In the entries that follow, how many lines contain the word "права"? Answer with the number only.

+---+

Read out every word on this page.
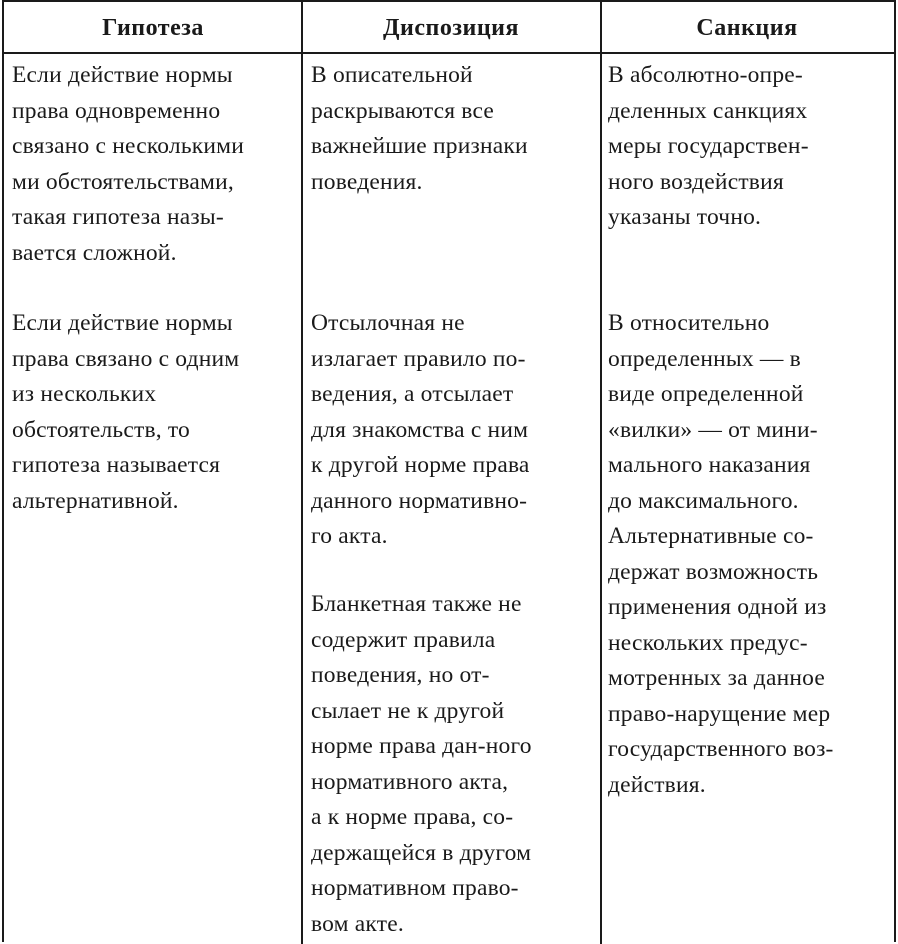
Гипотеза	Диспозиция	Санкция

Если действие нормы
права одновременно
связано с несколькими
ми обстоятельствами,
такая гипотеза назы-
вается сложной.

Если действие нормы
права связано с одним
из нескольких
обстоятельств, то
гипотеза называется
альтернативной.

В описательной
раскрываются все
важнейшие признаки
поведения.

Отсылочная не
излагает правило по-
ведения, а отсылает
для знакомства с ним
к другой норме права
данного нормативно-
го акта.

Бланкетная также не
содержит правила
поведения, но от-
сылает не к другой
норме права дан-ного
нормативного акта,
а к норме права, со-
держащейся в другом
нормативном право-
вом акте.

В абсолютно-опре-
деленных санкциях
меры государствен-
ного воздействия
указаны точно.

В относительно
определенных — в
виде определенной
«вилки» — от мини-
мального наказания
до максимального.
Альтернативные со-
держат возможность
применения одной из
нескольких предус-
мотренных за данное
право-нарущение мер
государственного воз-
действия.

+---+

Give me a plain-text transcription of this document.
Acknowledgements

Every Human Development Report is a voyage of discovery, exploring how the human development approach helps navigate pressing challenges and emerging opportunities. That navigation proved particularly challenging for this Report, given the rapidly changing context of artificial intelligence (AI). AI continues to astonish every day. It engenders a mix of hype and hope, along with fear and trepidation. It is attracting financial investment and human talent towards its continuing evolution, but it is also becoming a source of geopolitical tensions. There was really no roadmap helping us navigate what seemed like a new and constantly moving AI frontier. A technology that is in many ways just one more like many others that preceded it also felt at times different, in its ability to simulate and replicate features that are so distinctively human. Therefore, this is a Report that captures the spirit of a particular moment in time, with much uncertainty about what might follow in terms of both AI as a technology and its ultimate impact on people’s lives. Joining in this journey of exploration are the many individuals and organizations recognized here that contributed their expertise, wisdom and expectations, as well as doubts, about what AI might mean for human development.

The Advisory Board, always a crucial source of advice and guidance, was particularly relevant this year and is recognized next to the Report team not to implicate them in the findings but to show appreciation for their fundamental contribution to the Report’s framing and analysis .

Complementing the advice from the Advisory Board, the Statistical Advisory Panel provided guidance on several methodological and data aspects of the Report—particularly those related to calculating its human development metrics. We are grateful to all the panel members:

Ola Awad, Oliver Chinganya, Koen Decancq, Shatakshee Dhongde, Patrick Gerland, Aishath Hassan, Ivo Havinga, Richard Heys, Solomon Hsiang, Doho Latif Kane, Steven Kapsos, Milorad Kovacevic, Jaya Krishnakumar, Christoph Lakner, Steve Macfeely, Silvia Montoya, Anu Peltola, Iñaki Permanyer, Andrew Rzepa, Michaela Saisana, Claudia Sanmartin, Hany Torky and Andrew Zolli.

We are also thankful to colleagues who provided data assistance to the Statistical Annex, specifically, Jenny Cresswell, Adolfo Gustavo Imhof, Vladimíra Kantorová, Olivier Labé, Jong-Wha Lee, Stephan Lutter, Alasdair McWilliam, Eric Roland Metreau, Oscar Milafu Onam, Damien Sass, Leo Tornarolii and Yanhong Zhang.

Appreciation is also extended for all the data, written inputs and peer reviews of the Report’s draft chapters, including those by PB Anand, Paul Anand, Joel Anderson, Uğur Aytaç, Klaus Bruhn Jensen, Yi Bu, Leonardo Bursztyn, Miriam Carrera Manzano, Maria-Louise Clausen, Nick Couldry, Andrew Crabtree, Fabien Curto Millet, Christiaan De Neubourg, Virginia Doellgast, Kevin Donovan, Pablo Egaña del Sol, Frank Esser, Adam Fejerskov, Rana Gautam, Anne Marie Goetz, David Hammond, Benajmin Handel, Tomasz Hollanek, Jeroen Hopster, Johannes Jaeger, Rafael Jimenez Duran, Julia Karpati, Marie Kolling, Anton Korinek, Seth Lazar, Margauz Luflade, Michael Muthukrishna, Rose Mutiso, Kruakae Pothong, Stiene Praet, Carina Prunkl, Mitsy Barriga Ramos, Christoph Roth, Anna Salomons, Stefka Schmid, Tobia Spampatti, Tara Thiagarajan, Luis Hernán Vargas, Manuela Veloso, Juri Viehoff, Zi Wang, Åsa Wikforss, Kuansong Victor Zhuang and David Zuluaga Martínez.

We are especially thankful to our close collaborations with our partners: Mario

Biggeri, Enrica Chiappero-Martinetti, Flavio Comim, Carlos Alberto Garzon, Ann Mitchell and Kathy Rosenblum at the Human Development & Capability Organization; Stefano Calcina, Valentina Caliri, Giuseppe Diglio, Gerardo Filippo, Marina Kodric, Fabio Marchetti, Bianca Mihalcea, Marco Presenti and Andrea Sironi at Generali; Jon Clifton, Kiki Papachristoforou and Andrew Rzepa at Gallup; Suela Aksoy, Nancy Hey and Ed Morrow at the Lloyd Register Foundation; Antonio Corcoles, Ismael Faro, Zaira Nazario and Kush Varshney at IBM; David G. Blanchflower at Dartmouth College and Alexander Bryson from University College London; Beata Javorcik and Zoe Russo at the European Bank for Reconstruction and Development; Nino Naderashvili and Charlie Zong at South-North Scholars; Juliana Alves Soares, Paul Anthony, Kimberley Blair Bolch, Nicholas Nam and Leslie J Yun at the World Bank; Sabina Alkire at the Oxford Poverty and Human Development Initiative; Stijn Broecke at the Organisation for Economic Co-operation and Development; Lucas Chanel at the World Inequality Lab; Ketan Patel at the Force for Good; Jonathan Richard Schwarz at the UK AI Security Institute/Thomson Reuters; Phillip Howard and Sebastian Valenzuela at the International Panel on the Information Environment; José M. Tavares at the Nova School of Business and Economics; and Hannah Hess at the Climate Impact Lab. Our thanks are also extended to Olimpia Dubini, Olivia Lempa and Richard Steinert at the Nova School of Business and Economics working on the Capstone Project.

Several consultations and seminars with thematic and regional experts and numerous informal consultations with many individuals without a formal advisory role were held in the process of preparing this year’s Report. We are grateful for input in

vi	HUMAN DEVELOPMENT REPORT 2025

+---+

● **THE COMPLETED TASK**:
5